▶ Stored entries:

==========

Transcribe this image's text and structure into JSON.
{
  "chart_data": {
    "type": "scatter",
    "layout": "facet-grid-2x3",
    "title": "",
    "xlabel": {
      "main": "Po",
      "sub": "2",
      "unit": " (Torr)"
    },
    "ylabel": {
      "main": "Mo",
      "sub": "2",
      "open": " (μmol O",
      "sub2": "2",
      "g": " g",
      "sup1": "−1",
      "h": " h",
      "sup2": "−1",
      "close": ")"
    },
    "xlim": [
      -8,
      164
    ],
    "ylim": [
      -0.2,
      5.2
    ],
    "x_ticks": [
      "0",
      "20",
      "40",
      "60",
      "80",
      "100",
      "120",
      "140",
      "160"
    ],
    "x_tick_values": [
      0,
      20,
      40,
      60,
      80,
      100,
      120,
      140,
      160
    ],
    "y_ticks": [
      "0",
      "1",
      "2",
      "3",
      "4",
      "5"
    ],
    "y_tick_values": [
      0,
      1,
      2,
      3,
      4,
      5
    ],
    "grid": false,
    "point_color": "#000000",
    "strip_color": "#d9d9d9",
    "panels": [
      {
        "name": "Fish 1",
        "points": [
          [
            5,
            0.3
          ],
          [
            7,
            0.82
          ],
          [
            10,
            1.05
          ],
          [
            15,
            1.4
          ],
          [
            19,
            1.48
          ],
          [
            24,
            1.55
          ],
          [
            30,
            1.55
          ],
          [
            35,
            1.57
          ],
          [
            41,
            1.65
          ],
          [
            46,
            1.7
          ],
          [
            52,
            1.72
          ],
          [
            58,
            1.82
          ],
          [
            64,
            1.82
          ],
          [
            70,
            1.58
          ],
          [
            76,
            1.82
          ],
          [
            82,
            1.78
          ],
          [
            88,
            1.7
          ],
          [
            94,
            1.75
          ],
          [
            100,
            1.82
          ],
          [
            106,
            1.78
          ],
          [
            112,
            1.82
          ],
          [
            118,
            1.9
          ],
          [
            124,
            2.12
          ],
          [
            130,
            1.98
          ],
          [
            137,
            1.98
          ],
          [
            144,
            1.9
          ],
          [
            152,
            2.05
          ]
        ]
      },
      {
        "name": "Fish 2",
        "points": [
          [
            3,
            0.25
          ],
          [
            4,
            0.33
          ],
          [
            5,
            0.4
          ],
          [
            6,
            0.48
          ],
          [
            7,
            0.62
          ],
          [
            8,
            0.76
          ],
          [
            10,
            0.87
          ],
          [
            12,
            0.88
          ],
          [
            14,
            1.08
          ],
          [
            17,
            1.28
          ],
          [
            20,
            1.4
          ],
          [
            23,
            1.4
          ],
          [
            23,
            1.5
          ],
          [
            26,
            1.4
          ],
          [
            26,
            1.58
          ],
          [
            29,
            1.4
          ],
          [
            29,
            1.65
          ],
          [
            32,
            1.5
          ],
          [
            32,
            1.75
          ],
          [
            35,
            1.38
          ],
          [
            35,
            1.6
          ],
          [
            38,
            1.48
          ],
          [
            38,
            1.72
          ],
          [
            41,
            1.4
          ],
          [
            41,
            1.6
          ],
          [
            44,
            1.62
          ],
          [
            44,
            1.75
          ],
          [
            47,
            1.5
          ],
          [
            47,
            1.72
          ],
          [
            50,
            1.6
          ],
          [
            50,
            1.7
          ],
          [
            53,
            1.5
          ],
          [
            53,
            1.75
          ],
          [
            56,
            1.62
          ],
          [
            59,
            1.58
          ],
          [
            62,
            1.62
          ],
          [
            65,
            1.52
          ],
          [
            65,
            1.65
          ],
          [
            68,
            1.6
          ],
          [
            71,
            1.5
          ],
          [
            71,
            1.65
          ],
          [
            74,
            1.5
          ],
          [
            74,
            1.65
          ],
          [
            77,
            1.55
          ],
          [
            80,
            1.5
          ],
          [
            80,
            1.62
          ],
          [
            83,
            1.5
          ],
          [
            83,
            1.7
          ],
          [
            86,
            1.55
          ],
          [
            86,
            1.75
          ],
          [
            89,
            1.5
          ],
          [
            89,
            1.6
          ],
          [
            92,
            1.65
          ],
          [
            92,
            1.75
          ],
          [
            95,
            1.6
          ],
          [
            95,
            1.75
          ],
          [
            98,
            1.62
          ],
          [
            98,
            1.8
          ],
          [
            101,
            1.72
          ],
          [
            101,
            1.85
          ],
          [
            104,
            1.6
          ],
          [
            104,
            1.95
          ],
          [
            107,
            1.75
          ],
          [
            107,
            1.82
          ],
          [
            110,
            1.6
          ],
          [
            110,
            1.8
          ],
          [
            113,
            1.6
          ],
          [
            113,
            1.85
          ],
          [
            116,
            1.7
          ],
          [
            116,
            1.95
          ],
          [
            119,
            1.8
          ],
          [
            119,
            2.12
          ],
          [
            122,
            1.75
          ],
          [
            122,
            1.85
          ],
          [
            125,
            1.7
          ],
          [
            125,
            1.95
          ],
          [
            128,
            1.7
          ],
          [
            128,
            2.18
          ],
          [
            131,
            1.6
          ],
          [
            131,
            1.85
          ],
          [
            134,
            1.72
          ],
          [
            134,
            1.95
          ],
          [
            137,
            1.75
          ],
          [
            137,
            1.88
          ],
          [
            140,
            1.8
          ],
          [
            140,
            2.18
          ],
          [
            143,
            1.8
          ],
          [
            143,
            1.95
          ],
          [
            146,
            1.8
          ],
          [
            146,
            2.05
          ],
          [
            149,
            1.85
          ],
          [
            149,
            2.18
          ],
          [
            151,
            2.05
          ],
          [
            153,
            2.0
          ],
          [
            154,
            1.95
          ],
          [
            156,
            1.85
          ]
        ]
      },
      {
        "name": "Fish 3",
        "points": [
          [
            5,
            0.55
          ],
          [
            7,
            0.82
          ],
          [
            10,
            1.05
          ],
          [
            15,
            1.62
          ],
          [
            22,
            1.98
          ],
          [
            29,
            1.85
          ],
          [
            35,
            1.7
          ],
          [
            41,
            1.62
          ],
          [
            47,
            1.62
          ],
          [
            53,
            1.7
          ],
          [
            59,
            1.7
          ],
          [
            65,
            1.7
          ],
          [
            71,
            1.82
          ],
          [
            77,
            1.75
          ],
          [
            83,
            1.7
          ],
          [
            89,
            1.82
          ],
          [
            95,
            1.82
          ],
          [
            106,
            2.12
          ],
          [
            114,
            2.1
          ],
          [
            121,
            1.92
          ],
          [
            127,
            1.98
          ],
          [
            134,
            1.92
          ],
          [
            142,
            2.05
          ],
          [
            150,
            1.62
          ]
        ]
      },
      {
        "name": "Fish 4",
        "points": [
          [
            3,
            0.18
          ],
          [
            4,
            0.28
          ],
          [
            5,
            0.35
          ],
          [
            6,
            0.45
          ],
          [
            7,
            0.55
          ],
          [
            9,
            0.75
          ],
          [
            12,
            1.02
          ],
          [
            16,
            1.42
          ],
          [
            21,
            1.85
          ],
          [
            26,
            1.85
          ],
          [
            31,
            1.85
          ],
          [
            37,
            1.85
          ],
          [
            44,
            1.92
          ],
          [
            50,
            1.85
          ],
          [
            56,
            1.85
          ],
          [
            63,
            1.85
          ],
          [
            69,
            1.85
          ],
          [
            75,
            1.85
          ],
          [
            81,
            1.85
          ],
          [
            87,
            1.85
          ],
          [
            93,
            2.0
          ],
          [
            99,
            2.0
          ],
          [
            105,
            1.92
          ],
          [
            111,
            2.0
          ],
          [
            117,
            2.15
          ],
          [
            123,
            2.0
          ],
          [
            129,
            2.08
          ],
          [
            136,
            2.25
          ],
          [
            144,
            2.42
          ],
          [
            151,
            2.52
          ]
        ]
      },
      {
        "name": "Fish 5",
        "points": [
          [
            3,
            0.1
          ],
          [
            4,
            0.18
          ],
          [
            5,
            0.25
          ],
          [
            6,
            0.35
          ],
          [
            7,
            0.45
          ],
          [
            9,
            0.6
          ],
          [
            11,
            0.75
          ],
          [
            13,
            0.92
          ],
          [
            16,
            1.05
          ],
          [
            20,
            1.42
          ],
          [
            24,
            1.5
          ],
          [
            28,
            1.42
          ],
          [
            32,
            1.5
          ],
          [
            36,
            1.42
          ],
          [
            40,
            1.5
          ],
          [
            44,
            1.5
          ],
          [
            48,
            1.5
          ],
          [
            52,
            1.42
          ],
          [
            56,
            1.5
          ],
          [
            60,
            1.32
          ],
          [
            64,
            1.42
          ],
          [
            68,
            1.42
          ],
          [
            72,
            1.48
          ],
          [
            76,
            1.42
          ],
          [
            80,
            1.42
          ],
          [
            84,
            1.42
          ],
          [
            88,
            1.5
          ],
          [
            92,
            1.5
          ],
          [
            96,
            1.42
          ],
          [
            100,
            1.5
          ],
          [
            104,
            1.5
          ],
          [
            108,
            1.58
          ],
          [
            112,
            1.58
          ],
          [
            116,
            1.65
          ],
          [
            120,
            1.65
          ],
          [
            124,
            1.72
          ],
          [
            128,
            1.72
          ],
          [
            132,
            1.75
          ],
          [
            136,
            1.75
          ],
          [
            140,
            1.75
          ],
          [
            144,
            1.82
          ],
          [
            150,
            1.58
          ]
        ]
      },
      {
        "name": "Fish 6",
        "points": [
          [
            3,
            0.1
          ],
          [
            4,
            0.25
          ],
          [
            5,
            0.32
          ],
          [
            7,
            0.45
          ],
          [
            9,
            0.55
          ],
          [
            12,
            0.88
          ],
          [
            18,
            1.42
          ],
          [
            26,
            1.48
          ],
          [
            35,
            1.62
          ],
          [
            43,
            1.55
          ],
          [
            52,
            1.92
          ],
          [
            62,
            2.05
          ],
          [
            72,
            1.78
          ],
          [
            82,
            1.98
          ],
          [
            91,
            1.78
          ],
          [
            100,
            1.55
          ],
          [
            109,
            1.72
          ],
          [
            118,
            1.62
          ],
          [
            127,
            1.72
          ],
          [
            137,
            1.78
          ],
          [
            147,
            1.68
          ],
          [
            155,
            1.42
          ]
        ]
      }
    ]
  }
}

==========

▶ Task requirements:
Tell how many lines hold the string "name", giving the number and nothing else.

▶ Completed task:
6